> **PASSAGE**:

+---+

THE ANCIENT SECRET OF THE FLOWER OF LIFE, VOL. 2, by Drunvalo Melchizedek. I don't have volume one, so I'm probably starting at the wrong end of the pool, but this was loaned to me and it's the sort of arcane, mystical text treating of paranormal matters past and present, hard to find I'm told. The theory goes that there is a sort of basic geometric shape, The Flower of Life, which is reflected in everything from celestial bodies to human bodies to intangibles like human consciousness to the Ancient Pyramids of Egypt. I definitely have a certain predisposition for mysticism and this book is feeding it. Lots of fun if you're the type of person who likes watching TV shows about UFOs, "unexplained mysteries," crop circles, Ripley's Believe It or Not, et. al. Seek it out and unlock its secrets!

BRIDESHEAD REVISITED, by Evelyn Waugh. I know, you know. But I'm almost finished with it now. I've found it immensely enjoyable reading and would class it as high literature. But it's too bad Waugh wrote at a time when he had to avoid direct mention of the fact that Sebastian was gay, and that's why I remain defiant in my passion for the film version which came out last year, with un-closeted Sebastian played by beautiful actor Ben Whishaw.

+---+

> **TASK MATERIAL**:
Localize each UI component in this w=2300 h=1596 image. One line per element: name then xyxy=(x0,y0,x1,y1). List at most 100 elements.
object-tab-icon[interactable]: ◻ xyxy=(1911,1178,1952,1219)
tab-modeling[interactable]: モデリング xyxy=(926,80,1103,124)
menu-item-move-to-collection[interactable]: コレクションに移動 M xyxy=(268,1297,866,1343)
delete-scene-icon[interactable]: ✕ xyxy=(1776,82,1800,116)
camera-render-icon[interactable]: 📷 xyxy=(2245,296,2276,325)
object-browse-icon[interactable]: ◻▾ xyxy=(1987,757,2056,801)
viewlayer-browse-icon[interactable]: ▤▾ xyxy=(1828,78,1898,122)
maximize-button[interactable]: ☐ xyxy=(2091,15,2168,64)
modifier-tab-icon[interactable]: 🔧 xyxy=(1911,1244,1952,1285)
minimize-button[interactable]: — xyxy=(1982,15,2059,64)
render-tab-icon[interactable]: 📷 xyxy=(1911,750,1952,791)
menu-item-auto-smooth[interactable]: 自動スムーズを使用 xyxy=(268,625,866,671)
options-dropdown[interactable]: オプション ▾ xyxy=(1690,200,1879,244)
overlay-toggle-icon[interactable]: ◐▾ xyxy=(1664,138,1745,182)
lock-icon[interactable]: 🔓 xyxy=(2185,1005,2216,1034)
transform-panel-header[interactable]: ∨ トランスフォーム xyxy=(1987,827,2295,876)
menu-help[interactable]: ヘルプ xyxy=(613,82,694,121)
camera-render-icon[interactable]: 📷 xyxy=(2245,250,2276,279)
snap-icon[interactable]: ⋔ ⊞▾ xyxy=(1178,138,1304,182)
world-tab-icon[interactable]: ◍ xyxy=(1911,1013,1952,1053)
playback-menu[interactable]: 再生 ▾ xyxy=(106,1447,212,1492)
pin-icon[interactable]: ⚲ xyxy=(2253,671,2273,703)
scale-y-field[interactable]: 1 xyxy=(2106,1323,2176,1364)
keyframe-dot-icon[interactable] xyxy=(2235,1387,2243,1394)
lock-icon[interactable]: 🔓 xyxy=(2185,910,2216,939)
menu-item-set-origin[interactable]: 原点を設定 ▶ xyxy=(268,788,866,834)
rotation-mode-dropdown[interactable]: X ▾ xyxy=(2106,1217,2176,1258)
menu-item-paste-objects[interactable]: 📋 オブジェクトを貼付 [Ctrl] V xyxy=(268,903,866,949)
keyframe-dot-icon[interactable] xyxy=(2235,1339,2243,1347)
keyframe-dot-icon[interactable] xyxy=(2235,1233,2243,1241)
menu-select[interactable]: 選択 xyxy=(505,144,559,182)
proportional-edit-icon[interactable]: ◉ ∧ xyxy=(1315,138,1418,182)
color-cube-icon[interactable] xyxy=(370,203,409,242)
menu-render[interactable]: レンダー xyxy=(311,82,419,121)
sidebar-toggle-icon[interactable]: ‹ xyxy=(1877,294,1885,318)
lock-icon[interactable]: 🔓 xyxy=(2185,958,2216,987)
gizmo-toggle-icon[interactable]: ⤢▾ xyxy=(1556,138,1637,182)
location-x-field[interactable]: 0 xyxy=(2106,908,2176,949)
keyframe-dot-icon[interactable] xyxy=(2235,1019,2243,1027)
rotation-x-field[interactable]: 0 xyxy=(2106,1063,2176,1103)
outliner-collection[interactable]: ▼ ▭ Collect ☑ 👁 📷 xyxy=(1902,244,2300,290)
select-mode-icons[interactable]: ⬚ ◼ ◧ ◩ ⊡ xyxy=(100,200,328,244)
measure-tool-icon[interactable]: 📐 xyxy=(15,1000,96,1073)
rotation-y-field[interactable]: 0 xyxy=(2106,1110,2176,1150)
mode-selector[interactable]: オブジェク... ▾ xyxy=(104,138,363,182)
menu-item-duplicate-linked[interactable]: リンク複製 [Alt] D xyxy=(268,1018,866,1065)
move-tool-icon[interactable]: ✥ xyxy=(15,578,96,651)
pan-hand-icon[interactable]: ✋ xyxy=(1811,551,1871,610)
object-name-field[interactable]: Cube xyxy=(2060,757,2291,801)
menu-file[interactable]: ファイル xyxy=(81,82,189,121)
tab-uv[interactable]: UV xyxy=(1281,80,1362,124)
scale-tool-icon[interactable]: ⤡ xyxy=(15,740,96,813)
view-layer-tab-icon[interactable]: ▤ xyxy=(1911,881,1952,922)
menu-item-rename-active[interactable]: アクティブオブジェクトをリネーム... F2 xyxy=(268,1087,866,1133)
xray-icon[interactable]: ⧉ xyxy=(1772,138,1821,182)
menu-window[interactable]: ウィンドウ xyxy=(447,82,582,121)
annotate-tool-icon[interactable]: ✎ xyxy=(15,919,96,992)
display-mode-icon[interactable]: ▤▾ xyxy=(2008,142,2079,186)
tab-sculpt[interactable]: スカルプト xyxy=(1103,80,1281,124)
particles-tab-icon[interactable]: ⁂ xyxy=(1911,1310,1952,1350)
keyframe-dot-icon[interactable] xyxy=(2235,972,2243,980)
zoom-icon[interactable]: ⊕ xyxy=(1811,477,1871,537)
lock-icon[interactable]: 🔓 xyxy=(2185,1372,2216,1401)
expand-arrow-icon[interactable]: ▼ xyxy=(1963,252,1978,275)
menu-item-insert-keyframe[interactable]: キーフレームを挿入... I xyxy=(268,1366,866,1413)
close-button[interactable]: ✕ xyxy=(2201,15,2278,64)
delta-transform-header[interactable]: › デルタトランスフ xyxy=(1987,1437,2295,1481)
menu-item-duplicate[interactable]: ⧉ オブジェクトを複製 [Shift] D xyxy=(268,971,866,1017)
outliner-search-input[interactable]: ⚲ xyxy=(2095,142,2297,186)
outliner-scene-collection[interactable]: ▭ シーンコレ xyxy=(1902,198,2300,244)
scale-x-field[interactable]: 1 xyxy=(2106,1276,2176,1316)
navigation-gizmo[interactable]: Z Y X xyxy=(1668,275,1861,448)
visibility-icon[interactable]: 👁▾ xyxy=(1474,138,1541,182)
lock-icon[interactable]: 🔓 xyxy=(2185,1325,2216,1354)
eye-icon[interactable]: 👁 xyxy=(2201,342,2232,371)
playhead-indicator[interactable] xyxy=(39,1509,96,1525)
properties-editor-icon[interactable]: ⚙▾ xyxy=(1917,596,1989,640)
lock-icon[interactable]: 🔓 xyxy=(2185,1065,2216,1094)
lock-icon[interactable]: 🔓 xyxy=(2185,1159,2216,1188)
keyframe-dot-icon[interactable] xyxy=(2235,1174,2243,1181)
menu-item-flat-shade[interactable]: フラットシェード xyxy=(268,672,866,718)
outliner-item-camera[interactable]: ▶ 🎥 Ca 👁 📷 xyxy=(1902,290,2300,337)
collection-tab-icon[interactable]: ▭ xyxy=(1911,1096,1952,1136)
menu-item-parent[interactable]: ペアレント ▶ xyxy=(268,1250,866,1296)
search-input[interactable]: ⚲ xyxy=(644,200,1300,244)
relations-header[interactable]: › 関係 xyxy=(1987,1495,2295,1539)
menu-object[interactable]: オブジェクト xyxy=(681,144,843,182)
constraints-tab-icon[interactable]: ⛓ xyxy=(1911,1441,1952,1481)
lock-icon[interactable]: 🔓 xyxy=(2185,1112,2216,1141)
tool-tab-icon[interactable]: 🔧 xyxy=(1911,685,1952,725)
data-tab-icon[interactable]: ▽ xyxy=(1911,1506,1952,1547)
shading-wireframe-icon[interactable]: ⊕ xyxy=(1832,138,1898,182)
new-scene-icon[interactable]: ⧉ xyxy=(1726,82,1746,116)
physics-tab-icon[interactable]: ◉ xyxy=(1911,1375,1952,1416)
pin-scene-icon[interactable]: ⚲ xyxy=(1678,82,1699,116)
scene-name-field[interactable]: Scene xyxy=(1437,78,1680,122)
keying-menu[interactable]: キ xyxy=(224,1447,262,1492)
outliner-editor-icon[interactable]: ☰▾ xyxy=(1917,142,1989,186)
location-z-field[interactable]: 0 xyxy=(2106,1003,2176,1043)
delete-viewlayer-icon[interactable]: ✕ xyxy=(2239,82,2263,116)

+---+

> **TASKS AND EXERCISES**:
1 > From the reading notes, list everything the Flower of Life shape is said to be reflected in.
2 > Give the stretch of the entries from their start through the line containing "minimize-button[interactable]: — xyxy=(1982,15,2059,64)", both ends included, as a JSON list of strings with one string per line and blank lines left out.

> **ANSWERS TO THE TASKS**:
1 >
- celestial bodies
- human bodies
- intangibles like human consciousness
- the Ancient Pyramids of Egypt

2 >
[
  "Localize each UI component in this w=2300 h=1596 image. One line per element: name then xyxy=(x0,y0,x1,y1). List at most 100 elements.",
  "object-tab-icon[interactable]: ◻ xyxy=(1911,1178,1952,1219)",
  "tab-modeling[interactable]: モデリング xyxy=(926,80,1103,124)",
  "menu-item-move-to-collection[interactable]: コレクションに移動 M xyxy=(268,1297,866,1343)",
  "delete-scene-icon[interactable]: ✕ xyxy=(1776,82,1800,116)",
  "camera-render-icon[interactable]: 📷 xyxy=(2245,296,2276,325)",
  "object-browse-icon[interactable]: ◻▾ xyxy=(1987,757,2056,801)",
  "viewlayer-browse-icon[interactable]: ▤▾ xyxy=(1828,78,1898,122)",
  "maximize-button[interactable]: ☐ xyxy=(2091,15,2168,64)",
  "modifier-tab-icon[interactable]: 🔧 xyxy=(1911,1244,1952,1285)",
  "minimize-button[interactable]: — xyxy=(1982,15,2059,64)"
]